_WRITTEN REQUEST_. Copy, from the entries below, each line where the word "Management" can be found.

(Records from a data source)
═══

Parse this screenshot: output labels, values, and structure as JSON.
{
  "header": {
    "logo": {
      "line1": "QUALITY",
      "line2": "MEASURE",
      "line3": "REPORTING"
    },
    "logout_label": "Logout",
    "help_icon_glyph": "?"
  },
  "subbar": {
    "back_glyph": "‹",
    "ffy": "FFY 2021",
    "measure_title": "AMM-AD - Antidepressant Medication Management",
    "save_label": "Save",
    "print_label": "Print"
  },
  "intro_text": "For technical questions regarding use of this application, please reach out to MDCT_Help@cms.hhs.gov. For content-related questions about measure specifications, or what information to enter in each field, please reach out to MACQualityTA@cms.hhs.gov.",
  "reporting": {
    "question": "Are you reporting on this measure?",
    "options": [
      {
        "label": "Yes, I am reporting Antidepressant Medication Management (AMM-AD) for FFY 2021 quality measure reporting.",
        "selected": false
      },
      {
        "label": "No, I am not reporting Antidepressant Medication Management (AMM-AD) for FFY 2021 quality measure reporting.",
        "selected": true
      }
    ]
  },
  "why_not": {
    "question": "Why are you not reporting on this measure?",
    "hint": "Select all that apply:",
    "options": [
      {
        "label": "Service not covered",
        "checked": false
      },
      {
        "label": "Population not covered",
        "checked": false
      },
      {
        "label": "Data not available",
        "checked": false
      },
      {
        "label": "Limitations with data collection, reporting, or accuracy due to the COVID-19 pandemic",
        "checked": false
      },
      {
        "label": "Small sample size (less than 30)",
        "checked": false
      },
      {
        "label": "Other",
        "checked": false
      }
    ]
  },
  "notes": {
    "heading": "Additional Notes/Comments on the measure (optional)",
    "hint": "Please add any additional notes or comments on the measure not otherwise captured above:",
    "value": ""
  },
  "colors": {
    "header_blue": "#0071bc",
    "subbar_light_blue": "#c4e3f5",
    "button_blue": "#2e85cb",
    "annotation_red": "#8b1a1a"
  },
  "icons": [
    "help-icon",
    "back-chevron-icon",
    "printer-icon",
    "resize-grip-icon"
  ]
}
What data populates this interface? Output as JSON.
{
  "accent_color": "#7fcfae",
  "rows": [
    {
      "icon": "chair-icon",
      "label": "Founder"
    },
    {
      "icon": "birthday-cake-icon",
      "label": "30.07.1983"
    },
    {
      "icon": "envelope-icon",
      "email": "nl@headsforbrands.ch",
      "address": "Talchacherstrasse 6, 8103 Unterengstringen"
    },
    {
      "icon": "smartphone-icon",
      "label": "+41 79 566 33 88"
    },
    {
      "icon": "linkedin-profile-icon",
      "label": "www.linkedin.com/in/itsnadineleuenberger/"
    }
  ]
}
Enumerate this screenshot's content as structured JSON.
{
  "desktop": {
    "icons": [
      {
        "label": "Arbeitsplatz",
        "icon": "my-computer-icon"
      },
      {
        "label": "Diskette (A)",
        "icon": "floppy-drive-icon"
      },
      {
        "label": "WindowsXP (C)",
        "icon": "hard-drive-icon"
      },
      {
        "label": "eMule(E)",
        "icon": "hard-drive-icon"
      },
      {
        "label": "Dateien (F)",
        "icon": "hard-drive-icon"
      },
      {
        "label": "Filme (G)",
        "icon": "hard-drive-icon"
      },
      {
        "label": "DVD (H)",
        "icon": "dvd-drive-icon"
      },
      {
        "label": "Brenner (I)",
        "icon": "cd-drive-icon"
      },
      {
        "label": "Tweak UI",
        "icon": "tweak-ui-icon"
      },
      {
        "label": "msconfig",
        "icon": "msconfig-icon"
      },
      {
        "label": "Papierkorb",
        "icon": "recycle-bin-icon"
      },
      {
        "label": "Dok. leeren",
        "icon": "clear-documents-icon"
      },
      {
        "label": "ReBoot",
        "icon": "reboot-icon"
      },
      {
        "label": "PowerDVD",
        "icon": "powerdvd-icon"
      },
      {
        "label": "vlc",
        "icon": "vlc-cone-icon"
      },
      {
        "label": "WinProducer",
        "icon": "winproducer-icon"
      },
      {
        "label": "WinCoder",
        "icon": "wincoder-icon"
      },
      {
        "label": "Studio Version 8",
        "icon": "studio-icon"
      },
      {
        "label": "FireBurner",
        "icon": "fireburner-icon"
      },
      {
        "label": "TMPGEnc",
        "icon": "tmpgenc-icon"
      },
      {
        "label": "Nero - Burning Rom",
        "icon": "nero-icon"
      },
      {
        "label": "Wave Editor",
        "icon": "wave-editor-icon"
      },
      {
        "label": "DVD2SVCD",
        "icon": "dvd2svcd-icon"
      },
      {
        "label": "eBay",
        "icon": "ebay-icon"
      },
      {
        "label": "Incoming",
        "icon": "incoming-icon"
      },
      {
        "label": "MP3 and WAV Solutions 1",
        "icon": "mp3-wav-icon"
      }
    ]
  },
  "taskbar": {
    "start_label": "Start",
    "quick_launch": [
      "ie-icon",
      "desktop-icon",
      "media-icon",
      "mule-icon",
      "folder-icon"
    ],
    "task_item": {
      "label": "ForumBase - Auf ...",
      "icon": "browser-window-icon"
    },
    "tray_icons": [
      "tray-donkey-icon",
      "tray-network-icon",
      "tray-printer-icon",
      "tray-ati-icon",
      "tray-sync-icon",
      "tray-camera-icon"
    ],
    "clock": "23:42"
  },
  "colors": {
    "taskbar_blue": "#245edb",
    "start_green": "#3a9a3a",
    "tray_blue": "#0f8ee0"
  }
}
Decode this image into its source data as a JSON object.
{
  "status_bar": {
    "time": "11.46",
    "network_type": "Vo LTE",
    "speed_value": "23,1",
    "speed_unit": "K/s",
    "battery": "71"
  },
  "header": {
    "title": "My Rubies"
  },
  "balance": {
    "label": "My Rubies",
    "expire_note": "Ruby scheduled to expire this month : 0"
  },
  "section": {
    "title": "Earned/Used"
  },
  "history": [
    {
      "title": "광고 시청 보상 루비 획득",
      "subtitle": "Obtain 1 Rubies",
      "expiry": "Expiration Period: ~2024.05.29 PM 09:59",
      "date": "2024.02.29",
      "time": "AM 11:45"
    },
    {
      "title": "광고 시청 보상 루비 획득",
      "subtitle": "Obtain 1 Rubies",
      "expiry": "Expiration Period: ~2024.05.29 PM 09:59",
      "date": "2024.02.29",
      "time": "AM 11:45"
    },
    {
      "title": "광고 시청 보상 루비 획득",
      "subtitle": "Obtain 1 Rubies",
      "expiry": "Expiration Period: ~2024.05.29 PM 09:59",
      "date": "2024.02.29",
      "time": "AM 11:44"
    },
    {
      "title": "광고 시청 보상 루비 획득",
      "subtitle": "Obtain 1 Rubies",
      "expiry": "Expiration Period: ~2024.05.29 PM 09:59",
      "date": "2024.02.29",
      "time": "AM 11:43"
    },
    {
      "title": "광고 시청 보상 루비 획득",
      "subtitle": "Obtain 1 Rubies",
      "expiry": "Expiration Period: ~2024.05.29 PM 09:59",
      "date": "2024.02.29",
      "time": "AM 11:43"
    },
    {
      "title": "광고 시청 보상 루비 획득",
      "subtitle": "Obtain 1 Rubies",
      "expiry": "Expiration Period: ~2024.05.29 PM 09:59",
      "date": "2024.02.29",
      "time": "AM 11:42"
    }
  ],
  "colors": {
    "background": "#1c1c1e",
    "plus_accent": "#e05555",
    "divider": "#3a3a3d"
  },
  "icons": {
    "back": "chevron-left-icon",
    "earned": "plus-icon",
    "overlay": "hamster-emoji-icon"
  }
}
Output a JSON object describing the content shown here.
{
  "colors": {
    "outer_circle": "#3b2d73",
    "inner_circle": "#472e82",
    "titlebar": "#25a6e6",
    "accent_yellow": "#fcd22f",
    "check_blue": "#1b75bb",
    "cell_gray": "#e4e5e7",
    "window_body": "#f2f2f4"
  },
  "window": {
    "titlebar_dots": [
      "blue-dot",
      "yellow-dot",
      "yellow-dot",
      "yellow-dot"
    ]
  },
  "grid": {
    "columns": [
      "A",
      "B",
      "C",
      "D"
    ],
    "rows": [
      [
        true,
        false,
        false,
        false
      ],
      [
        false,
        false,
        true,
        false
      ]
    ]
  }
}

═══

_EXPECTED OUTPUT_.
    "measure_title": "AMM-AD - Antidepressant Medication Management",
        "label": "Yes, I am reporting Antidepressant Medication Management (AMM-AD) for FFY 2021 quality measure reporting.",
        "label": "No, I am not reporting Antidepressant Medication Management (AMM-AD) for FFY 2021 quality measure reporting.",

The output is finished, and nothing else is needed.